**What you have to do**
Gather all lines in the data that hold the string "right".

(Data entries)
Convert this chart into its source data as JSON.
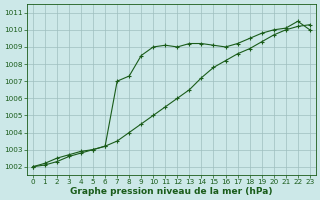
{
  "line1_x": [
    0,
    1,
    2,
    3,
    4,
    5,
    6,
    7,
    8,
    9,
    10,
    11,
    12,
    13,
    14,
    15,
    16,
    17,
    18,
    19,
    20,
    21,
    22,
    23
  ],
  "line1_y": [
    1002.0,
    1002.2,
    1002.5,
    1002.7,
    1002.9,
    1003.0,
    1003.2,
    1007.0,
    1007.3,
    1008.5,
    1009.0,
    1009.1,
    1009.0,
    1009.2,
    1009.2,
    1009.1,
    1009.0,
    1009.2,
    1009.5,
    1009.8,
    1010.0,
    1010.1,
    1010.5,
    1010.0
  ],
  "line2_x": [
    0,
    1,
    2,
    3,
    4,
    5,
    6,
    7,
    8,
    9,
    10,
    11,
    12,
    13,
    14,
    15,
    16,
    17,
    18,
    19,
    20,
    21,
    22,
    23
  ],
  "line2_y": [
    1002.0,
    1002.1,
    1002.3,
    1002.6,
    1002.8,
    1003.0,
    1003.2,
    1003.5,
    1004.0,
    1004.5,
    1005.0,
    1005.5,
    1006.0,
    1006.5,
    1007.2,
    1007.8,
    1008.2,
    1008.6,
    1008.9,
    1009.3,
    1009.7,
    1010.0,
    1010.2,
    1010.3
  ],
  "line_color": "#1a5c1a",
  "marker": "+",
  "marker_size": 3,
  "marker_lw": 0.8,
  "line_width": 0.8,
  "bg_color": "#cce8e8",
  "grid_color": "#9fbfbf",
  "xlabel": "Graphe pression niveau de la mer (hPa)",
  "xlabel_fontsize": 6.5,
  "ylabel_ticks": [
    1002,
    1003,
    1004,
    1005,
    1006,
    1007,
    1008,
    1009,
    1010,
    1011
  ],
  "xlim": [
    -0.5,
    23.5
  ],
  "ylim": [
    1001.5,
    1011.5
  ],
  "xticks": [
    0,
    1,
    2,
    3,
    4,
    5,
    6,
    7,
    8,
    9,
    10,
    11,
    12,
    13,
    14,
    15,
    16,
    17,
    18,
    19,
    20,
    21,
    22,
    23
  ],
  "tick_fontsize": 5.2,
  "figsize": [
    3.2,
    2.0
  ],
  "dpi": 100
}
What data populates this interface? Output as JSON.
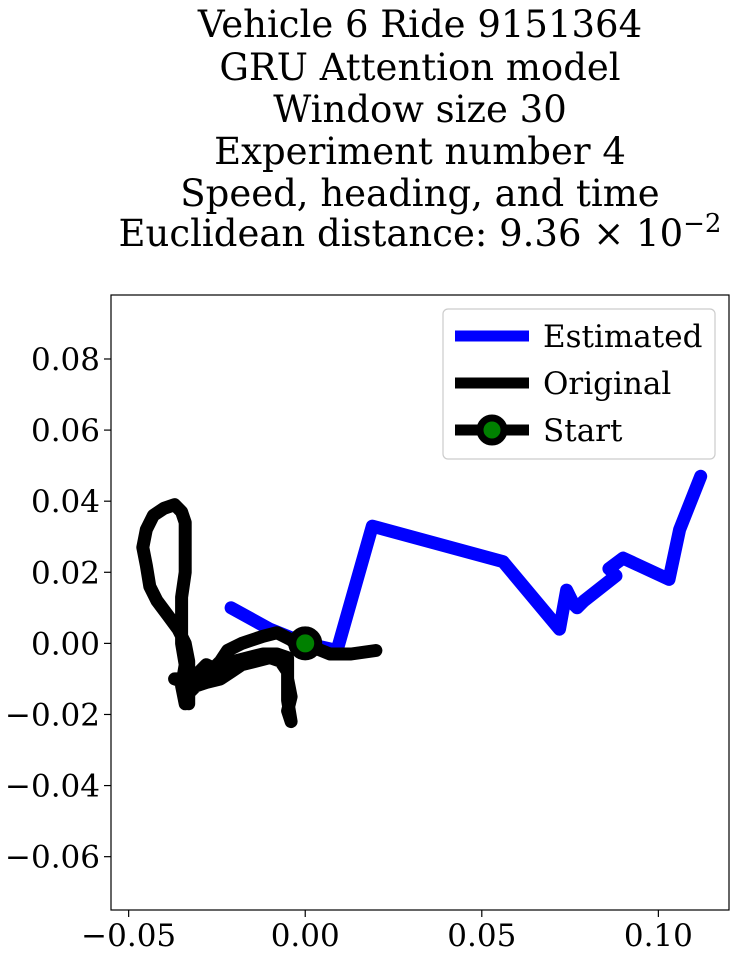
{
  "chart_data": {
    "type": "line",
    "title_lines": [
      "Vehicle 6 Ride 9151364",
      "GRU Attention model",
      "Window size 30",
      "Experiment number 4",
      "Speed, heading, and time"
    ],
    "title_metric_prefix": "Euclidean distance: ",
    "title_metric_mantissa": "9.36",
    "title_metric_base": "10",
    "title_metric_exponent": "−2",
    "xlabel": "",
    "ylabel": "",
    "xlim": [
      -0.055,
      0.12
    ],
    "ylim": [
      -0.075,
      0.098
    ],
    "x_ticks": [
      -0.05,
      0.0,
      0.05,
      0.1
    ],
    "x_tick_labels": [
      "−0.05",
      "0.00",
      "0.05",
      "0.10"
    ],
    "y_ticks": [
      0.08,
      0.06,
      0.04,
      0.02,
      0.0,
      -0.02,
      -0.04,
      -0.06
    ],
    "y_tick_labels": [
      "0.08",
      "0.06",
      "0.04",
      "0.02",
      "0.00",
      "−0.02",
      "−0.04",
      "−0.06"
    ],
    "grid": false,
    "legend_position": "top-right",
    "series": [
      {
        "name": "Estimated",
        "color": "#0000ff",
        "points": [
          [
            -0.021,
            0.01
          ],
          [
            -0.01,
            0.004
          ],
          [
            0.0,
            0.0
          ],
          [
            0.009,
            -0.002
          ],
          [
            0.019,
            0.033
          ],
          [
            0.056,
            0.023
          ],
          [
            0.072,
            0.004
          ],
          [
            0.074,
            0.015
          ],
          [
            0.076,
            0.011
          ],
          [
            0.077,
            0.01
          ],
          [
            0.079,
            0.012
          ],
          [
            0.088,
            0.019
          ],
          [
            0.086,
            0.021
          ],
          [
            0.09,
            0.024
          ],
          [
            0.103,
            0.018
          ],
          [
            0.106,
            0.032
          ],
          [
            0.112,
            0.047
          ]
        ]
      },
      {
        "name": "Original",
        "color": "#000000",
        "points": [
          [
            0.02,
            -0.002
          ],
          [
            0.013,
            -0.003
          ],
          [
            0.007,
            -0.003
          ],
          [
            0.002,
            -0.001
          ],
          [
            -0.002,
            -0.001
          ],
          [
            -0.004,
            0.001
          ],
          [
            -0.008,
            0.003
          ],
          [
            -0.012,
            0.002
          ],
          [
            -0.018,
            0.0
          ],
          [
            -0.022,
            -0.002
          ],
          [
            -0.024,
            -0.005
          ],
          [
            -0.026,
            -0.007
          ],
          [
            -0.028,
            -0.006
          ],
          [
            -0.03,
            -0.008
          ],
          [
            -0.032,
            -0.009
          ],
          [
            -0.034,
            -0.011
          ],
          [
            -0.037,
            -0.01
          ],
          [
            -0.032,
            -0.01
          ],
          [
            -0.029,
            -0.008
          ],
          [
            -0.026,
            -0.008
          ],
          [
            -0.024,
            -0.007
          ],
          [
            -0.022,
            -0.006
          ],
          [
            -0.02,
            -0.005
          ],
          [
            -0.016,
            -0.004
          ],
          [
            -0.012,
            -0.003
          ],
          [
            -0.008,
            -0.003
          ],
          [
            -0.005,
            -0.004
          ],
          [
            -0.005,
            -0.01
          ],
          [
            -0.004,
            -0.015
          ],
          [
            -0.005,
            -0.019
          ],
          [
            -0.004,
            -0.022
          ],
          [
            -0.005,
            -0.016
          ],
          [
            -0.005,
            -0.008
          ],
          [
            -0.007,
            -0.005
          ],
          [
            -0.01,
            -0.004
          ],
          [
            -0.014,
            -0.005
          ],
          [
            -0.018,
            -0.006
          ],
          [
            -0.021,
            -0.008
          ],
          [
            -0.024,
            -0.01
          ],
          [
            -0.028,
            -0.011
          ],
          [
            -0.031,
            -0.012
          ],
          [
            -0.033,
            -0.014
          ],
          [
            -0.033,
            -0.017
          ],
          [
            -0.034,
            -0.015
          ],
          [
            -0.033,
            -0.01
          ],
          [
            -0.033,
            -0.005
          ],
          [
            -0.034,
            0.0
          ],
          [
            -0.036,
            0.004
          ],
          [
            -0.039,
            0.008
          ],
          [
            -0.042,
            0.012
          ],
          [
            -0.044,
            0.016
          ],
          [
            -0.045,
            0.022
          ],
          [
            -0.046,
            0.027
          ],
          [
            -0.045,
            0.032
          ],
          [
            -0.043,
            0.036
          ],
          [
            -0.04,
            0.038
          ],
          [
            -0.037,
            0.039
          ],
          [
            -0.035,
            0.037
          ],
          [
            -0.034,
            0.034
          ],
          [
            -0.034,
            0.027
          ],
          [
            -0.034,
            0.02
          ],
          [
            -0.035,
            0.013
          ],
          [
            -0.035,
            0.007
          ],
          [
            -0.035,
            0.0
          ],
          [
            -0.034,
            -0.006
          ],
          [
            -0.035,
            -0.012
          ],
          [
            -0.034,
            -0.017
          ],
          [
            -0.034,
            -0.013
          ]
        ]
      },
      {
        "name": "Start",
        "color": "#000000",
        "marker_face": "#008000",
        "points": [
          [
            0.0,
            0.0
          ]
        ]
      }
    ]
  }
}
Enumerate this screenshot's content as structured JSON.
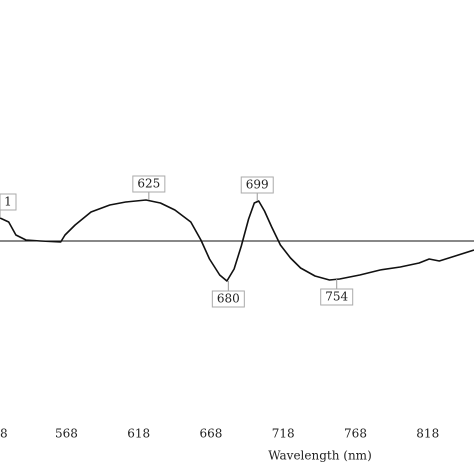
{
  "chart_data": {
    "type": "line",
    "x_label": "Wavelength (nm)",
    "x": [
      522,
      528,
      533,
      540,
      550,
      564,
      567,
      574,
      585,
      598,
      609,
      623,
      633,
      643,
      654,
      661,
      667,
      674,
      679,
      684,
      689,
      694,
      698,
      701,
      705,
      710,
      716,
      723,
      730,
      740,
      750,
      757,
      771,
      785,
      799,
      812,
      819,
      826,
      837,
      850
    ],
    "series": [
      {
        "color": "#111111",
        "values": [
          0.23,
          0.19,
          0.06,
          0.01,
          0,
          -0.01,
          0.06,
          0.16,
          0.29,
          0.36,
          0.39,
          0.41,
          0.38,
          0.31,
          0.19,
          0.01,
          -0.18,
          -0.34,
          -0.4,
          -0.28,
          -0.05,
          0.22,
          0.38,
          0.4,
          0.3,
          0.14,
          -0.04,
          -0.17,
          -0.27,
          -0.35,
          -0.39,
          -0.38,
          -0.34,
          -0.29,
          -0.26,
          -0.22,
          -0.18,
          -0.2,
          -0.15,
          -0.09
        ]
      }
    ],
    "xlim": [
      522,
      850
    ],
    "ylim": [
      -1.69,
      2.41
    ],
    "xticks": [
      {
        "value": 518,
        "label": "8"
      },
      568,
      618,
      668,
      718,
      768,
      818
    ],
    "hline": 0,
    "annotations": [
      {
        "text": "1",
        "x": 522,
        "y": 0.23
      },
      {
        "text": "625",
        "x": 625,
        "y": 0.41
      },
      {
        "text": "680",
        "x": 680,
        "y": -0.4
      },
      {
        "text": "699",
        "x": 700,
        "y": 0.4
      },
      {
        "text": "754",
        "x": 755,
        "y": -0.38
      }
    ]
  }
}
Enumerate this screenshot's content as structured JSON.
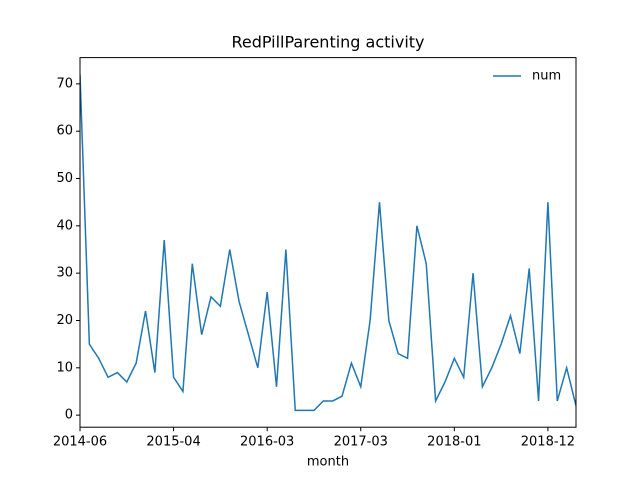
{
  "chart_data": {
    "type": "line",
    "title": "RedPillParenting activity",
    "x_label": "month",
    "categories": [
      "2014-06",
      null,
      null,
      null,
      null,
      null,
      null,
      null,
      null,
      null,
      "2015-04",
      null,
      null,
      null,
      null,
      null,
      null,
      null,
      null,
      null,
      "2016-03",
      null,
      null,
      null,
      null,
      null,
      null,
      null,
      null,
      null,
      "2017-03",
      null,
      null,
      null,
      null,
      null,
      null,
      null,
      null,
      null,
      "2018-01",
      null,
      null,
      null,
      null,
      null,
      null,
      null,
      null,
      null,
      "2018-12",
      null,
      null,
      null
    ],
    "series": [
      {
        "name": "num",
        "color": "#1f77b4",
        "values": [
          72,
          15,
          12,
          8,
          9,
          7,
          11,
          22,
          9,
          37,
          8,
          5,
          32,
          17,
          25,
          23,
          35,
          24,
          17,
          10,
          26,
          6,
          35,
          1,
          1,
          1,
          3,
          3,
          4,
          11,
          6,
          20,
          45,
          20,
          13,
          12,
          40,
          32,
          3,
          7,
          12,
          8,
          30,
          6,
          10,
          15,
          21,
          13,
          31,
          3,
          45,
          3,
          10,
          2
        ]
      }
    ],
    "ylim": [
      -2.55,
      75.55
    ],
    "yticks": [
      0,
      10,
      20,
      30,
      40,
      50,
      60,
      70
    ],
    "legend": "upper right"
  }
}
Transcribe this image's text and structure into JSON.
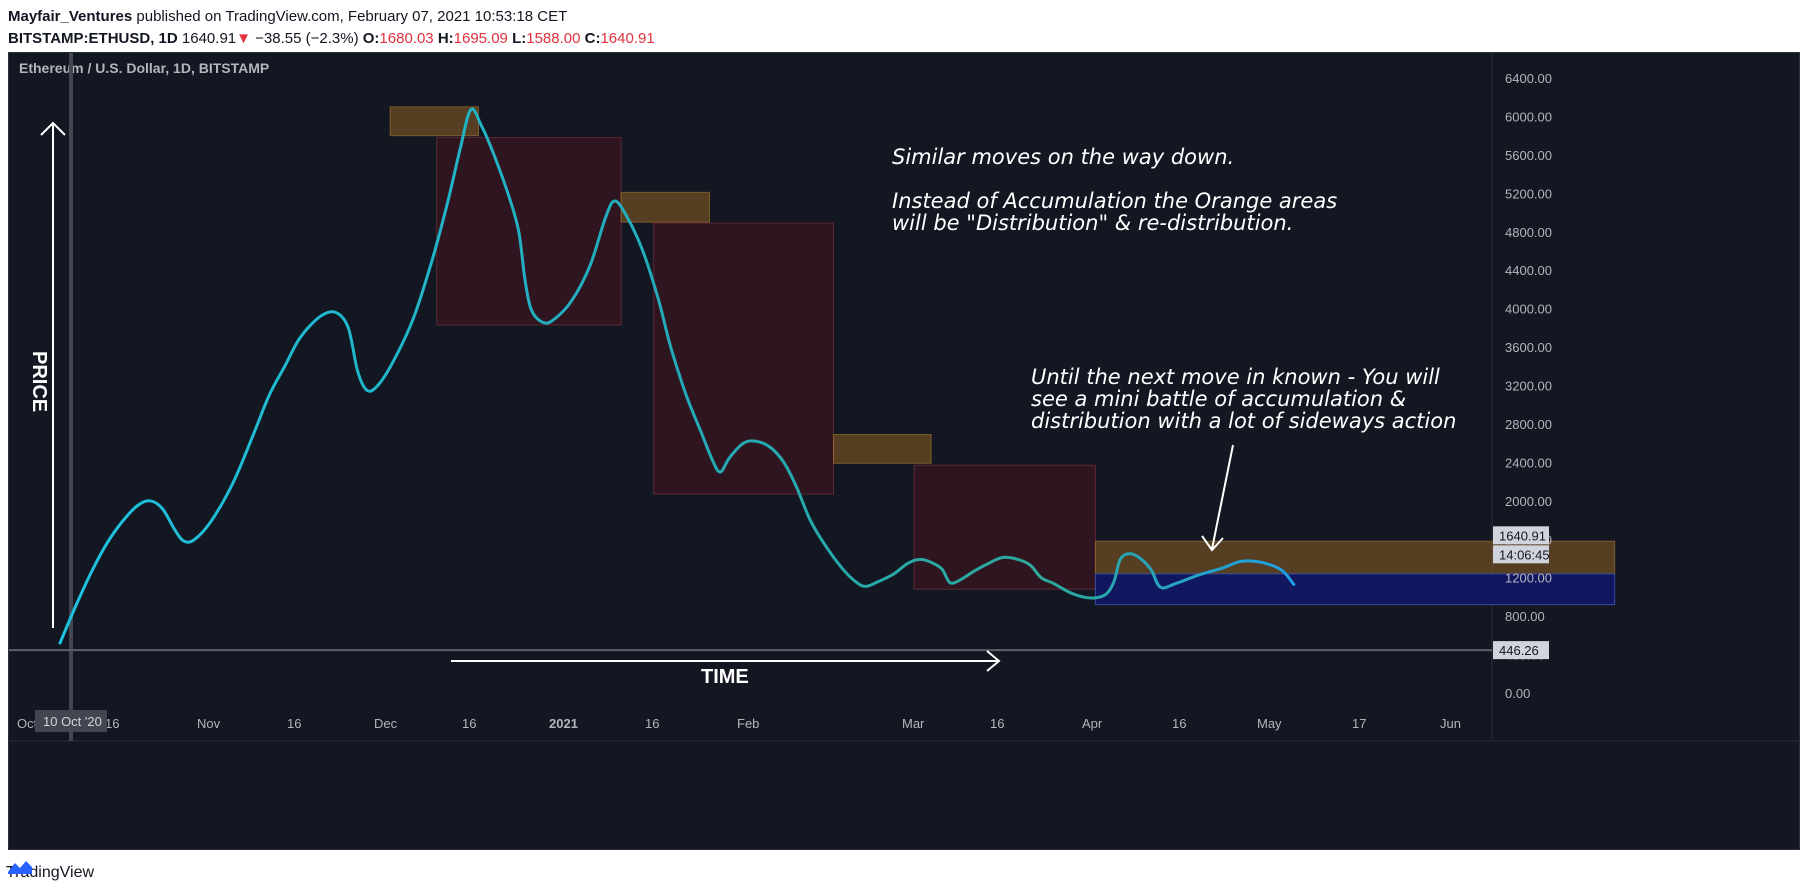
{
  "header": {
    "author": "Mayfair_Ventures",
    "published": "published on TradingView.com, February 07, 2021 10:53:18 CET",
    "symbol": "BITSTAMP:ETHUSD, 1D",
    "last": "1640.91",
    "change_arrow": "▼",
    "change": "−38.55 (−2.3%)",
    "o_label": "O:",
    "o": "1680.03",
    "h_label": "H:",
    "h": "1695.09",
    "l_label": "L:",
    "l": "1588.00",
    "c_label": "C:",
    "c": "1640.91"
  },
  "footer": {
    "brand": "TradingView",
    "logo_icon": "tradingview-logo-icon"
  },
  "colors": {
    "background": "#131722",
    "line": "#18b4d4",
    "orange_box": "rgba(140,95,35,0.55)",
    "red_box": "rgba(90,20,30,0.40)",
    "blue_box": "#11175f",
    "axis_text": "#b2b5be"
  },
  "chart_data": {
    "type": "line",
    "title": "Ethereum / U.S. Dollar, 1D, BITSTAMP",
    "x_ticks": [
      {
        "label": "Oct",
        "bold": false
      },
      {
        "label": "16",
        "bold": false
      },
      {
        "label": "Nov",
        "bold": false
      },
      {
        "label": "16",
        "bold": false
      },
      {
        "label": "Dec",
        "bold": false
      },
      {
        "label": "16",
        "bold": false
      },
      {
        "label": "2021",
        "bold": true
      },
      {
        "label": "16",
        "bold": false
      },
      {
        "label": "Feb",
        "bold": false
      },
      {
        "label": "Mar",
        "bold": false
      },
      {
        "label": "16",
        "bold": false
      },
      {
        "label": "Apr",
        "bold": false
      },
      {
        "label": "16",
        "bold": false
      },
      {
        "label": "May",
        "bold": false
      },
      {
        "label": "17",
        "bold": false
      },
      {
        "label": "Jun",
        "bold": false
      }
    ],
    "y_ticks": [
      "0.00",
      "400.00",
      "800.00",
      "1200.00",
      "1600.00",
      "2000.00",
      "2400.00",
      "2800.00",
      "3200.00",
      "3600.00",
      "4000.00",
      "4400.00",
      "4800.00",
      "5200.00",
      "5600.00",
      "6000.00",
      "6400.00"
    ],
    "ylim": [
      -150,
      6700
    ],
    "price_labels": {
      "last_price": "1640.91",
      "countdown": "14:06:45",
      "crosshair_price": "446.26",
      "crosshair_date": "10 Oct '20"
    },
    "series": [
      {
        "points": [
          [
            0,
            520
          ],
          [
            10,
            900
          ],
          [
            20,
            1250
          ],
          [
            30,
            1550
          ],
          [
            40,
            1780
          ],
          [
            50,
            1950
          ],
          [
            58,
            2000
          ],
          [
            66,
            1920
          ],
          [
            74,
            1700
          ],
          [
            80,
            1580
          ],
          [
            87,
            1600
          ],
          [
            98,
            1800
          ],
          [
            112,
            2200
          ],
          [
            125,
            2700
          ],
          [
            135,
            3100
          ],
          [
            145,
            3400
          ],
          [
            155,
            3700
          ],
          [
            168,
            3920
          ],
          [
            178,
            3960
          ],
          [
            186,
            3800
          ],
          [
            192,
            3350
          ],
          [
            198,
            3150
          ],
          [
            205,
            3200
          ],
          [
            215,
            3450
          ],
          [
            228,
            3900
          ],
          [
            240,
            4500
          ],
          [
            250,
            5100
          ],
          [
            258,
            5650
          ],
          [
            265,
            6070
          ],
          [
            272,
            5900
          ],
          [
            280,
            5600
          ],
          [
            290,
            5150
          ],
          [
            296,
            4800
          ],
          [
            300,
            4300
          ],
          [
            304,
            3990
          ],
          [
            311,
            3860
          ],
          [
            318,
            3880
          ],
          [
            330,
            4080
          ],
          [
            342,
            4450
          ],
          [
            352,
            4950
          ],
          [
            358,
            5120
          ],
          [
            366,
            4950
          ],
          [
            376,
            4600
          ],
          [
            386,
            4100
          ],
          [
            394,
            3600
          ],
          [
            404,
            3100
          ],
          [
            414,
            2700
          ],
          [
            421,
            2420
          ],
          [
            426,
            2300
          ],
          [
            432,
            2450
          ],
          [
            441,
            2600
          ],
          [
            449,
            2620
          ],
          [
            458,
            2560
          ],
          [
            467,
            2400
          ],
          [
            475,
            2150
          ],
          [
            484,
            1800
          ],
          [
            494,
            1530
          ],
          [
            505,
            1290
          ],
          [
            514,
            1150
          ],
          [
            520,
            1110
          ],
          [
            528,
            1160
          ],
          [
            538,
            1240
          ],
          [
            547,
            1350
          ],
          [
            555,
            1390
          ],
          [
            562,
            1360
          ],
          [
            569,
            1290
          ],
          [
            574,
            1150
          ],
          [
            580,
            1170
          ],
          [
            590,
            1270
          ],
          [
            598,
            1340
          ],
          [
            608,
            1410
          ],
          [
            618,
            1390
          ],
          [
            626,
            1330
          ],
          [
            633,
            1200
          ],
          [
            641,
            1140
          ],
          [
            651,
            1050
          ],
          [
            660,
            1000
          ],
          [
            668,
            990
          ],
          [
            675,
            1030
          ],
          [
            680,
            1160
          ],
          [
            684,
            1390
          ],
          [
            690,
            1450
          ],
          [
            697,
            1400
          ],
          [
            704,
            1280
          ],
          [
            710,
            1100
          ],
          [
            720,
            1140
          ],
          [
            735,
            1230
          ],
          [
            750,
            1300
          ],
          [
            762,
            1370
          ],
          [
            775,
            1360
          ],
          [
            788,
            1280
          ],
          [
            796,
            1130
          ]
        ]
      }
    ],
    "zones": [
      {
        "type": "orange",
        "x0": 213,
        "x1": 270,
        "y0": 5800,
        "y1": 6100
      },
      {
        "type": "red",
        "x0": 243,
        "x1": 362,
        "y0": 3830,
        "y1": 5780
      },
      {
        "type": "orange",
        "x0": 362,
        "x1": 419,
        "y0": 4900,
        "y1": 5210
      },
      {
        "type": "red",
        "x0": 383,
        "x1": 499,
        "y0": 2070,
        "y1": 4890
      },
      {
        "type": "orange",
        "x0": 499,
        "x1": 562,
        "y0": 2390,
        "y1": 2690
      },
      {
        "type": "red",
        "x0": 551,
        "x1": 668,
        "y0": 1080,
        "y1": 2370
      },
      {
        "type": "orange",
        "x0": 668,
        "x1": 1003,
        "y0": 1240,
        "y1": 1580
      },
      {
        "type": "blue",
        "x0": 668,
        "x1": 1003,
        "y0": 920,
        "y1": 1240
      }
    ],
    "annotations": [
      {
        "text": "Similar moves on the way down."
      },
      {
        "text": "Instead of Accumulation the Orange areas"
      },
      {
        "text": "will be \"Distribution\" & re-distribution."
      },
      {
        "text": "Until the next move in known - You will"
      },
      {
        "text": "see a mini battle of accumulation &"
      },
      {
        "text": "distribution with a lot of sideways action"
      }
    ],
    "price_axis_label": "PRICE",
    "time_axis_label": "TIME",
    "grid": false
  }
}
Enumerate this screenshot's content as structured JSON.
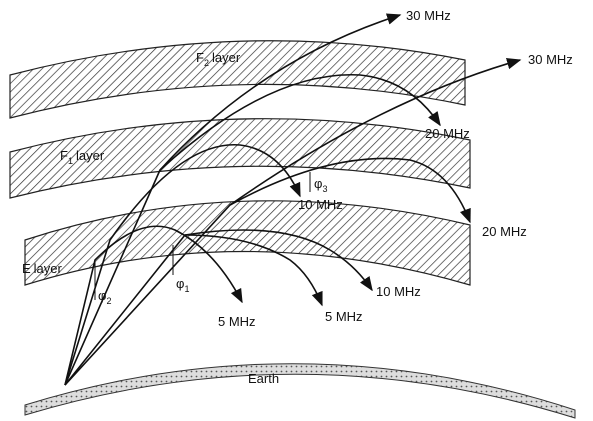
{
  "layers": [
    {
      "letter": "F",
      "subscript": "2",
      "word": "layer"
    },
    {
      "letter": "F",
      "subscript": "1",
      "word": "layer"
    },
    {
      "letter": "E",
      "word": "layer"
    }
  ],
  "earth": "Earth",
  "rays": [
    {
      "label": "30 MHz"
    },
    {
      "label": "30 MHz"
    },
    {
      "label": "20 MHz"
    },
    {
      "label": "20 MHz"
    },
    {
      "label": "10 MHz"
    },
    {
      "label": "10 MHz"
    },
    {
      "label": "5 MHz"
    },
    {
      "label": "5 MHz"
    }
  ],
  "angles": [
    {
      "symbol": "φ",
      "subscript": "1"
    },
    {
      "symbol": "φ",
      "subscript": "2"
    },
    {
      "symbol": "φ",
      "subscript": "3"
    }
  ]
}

**Result**
    "legend_position": "top-right",
    "legend": "upper right"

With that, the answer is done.